**Required work:** In the data below, which lines contain "Leon"? List them by copying each one.

Items from a dataset:
======
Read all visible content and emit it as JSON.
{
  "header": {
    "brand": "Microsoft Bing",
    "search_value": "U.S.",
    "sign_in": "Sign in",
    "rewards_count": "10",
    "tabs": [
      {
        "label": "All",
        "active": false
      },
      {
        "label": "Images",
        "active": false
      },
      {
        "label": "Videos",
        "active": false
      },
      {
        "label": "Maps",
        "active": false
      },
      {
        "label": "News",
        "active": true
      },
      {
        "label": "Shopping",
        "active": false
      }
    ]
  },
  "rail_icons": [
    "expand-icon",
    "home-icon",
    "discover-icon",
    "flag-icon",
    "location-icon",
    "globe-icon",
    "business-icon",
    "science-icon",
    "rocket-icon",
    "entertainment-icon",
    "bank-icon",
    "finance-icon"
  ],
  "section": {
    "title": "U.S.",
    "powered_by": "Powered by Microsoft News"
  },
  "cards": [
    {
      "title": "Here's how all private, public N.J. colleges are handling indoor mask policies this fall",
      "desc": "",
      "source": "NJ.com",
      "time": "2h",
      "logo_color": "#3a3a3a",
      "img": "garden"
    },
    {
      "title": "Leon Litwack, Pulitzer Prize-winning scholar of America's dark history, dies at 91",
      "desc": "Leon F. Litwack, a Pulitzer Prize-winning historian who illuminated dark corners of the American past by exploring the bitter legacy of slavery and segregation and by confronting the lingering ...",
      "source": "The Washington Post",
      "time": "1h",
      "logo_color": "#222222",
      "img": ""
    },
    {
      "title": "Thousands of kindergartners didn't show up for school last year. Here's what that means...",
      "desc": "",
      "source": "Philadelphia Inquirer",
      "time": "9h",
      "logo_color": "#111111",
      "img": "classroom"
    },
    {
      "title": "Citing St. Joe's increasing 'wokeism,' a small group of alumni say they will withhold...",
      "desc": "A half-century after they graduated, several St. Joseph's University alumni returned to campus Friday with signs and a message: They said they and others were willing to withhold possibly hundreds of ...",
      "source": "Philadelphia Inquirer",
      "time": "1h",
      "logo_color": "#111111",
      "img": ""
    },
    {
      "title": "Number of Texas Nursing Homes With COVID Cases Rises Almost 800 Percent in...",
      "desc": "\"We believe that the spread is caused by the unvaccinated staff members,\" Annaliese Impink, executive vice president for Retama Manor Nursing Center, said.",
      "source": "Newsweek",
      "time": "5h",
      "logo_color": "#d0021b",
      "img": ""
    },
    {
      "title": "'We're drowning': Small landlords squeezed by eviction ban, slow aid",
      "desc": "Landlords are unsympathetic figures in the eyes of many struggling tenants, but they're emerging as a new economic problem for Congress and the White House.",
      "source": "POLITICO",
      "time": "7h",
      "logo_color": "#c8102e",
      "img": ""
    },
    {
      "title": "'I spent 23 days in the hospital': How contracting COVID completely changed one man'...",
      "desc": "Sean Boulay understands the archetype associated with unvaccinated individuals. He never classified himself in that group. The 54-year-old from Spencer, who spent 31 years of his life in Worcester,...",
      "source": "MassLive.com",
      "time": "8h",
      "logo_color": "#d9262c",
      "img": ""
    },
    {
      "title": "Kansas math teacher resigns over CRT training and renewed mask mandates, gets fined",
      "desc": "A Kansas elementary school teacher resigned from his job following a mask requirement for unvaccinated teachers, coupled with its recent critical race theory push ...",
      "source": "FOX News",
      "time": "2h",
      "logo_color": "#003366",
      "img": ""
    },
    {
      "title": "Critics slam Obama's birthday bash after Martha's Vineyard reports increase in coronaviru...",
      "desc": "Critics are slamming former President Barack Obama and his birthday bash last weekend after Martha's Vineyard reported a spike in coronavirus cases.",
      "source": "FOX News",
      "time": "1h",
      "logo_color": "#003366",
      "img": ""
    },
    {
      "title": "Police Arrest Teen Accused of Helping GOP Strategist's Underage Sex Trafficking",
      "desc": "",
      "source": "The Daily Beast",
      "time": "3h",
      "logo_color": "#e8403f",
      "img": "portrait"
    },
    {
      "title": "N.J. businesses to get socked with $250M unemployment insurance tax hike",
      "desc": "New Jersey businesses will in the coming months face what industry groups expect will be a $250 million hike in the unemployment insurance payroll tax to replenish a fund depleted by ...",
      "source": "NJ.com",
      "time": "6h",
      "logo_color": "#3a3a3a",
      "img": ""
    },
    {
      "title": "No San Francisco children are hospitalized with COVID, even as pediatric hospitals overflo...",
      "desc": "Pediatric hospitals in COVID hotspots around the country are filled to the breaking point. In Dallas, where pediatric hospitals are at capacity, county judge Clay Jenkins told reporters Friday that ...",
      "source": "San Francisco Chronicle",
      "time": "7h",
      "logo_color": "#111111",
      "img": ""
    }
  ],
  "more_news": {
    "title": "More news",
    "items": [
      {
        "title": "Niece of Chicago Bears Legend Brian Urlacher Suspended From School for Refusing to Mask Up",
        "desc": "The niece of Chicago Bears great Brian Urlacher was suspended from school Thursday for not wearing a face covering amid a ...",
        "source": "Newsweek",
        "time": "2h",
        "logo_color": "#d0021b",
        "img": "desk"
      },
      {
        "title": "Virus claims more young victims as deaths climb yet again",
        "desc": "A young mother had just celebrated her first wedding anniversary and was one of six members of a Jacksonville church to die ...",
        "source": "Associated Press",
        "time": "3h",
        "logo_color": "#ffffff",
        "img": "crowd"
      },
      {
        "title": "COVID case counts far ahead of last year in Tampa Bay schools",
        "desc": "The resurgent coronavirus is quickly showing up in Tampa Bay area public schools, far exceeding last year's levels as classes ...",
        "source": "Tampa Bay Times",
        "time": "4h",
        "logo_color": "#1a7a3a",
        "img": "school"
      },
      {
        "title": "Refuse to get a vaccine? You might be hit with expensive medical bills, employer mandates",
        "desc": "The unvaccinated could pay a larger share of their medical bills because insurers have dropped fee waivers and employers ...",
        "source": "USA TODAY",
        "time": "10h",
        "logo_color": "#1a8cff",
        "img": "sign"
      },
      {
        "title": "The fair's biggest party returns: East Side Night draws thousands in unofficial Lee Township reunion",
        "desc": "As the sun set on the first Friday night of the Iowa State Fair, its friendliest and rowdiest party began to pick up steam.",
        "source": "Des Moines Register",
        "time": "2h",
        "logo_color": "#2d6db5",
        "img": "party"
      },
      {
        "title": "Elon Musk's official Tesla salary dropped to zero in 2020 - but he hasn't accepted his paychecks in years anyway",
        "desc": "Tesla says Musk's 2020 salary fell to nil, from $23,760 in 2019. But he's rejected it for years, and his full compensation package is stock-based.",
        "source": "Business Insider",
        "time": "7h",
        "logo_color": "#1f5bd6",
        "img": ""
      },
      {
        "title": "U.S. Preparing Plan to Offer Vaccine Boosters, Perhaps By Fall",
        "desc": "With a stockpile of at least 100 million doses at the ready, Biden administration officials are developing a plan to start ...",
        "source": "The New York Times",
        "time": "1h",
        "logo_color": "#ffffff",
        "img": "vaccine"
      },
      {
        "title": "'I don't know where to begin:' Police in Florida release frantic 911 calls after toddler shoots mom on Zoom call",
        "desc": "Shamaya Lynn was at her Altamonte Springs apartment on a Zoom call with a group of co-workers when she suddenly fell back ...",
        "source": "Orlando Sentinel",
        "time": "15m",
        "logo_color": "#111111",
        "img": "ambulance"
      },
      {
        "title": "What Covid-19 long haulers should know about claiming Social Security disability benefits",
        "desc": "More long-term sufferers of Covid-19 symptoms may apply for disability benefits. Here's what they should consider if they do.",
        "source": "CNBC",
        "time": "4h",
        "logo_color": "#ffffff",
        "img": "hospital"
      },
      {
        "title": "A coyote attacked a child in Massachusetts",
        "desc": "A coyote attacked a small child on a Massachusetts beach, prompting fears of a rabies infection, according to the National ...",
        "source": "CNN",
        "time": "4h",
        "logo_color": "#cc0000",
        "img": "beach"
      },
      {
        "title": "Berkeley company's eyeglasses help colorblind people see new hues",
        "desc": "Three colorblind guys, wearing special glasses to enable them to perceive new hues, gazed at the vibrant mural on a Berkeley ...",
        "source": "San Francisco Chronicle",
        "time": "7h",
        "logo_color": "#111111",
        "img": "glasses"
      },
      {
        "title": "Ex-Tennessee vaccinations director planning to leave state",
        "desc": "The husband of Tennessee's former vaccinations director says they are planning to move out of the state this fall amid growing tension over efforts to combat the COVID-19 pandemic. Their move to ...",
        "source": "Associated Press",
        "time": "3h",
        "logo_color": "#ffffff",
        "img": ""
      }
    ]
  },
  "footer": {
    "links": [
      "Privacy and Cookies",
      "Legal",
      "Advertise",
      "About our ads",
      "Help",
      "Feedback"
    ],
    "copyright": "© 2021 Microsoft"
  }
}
======
**Answer for this exercise:**
      "title": "Leon Litwack, Pulitzer Prize-winning scholar of America's dark history, dies at 91",
      "desc": "Leon F. Litwack, a Pulitzer Prize-winning historian who illuminated dark corners of the American past by exploring the bitter legacy of slavery and segregation and by confronting the lingering ...",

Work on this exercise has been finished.